▸ **Exercise brief**
Restate the records below word for word, and omit the images they hold.

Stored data
· · · ·

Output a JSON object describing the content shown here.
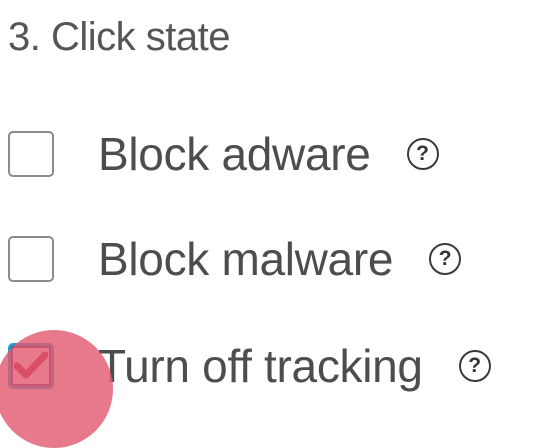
{
  "section": {
    "title": "3. Click state"
  },
  "options": [
    {
      "label": "Block adware",
      "checked": false,
      "help_icon": "question-circle-icon",
      "help_text": "?"
    },
    {
      "label": "Block malware",
      "checked": false,
      "help_icon": "question-circle-icon",
      "help_text": "?"
    },
    {
      "label": "Turn off tracking",
      "checked": true,
      "help_icon": "question-circle-icon",
      "help_text": "?"
    }
  ],
  "colors": {
    "checkbox_focus_border": "#1a9fd6",
    "checkbox_inner_border": "#6b2f6f",
    "checkmark": "#b3122e",
    "click_indicator": "#e25c70",
    "text": "#4d4d4d"
  },
  "icons": {
    "checkmark": "check-icon",
    "help": "question-circle-icon"
  }
}
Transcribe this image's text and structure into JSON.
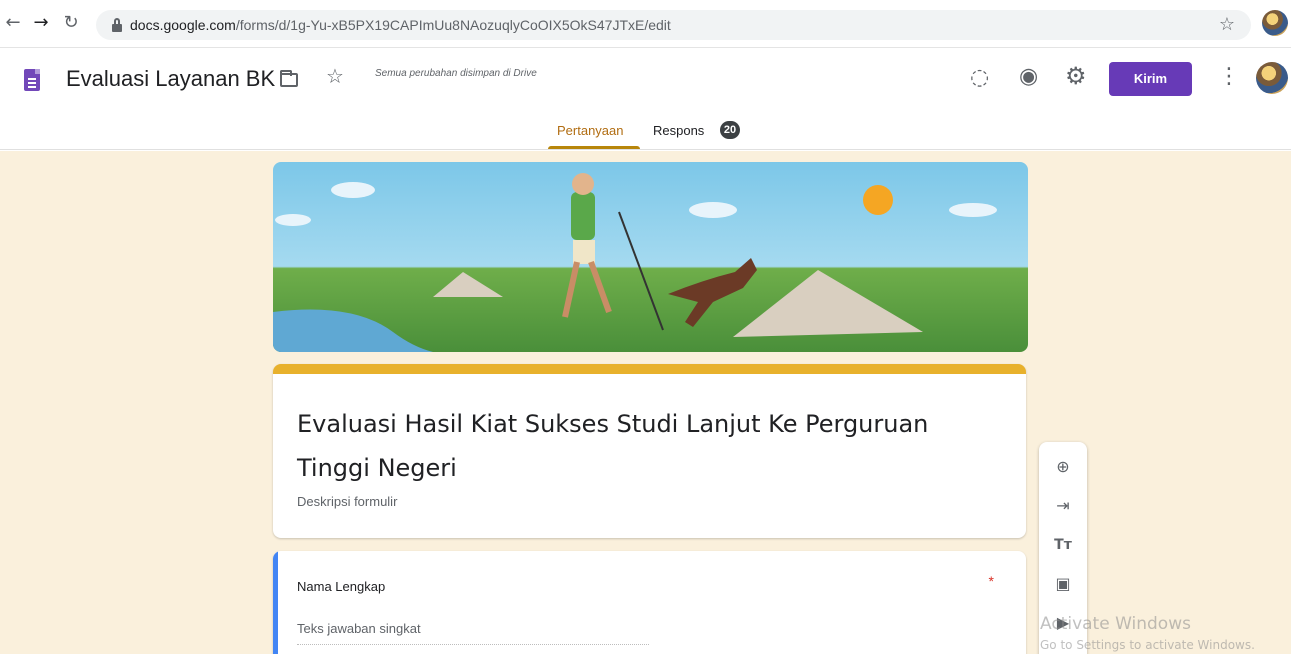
{
  "browser": {
    "url_host": "docs.google.com",
    "url_path": "/forms/d/1g-Yu-xB5PX19CAPImUu8NAozuqlyCoOIX5OkS47JTxE/edit"
  },
  "app": {
    "title": "Evaluasi Layanan BK",
    "save_status": "Semua perubahan disimpan di Drive",
    "send_label": "Kirim",
    "tabs": [
      {
        "label": "Pertanyaan",
        "active": true
      },
      {
        "label": "Respons",
        "count": "20"
      }
    ],
    "icons": [
      "folder-icon",
      "star-icon",
      "palette-icon",
      "eye-icon",
      "settings-icon",
      "more-vert-icon"
    ]
  },
  "form": {
    "title": "Evaluasi Hasil Kiat Sukses Studi Lanjut Ke Perguruan Tinggi Negeri",
    "description_placeholder": "Deskripsi formulir",
    "questions": [
      {
        "label": "Nama Lengkap",
        "required_mark": "*",
        "answer_placeholder": "Teks jawaban singkat"
      }
    ]
  },
  "toolbar": {
    "tools": [
      "add-question-icon",
      "import-questions-icon",
      "add-title-icon",
      "add-image-icon",
      "add-video-icon"
    ]
  },
  "watermark": {
    "line1": "Activate Windows",
    "line2": "Go to Settings to activate Windows."
  },
  "colors": {
    "accent": "#673ab7",
    "theme": "#e8b12c",
    "canvas": "#faf0dc",
    "question_accent": "#4285f4"
  }
}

· · · ·

▸ **The output**
Output a JSON object describing the content shown here.
{
  "section": {
    "title": "3. Click state"
  },
  "options": [
    {
      "label": "Block adware",
      "checked": false,
      "help_icon": "question-circle-icon",
      "help_text": "?"
    },
    {
      "label": "Block malware",
      "checked": false,
      "help_icon": "question-circle-icon",
      "help_text": "?"
    },
    {
      "label": "Turn off tracking",
      "checked": true,
      "help_icon": "question-circle-icon",
      "help_text": "?"
    }
  ],
  "colors": {
    "checkbox_focus_border": "#1a9fd6",
    "checkbox_inner_border": "#6b2f6f",
    "checkmark": "#b3122e",
    "click_indicator": "#e25c70",
    "text": "#4d4d4d"
  },
  "icons": {
    "checkmark": "check-icon",
    "help": "question-circle-icon"
  }
}
Transcribe this image's text and structure into JSON.
{
  "browser": {
    "url_host": "docs.google.com",
    "url_path": "/forms/d/1g-Yu-xB5PX19CAPImUu8NAozuqlyCoOIX5OkS47JTxE/edit"
  },
  "app": {
    "title": "Evaluasi Layanan BK",
    "save_status": "Semua perubahan disimpan di Drive",
    "send_label": "Kirim",
    "tabs": [
      {
        "label": "Pertanyaan",
        "active": true
      },
      {
        "label": "Respons",
        "count": "20"
      }
    ],
    "icons": [
      "folder-icon",
      "star-icon",
      "palette-icon",
      "eye-icon",
      "settings-icon",
      "more-vert-icon"
    ]
  },
  "form": {
    "title": "Evaluasi Hasil Kiat Sukses Studi Lanjut Ke Perguruan Tinggi Negeri",
    "description_placeholder": "Deskripsi formulir",
    "questions": [
      {
        "label": "Nama Lengkap",
        "required_mark": "*",
        "answer_placeholder": "Teks jawaban singkat"
      }
    ]
  },
  "toolbar": {
    "tools": [
      "add-question-icon",
      "import-questions-icon",
      "add-title-icon",
      "add-image-icon",
      "add-video-icon"
    ]
  },
  "watermark": {
    "line1": "Activate Windows",
    "line2": "Go to Settings to activate Windows."
  },
  "colors": {
    "accent": "#673ab7",
    "theme": "#e8b12c",
    "canvas": "#faf0dc",
    "question_accent": "#4285f4"
  }
}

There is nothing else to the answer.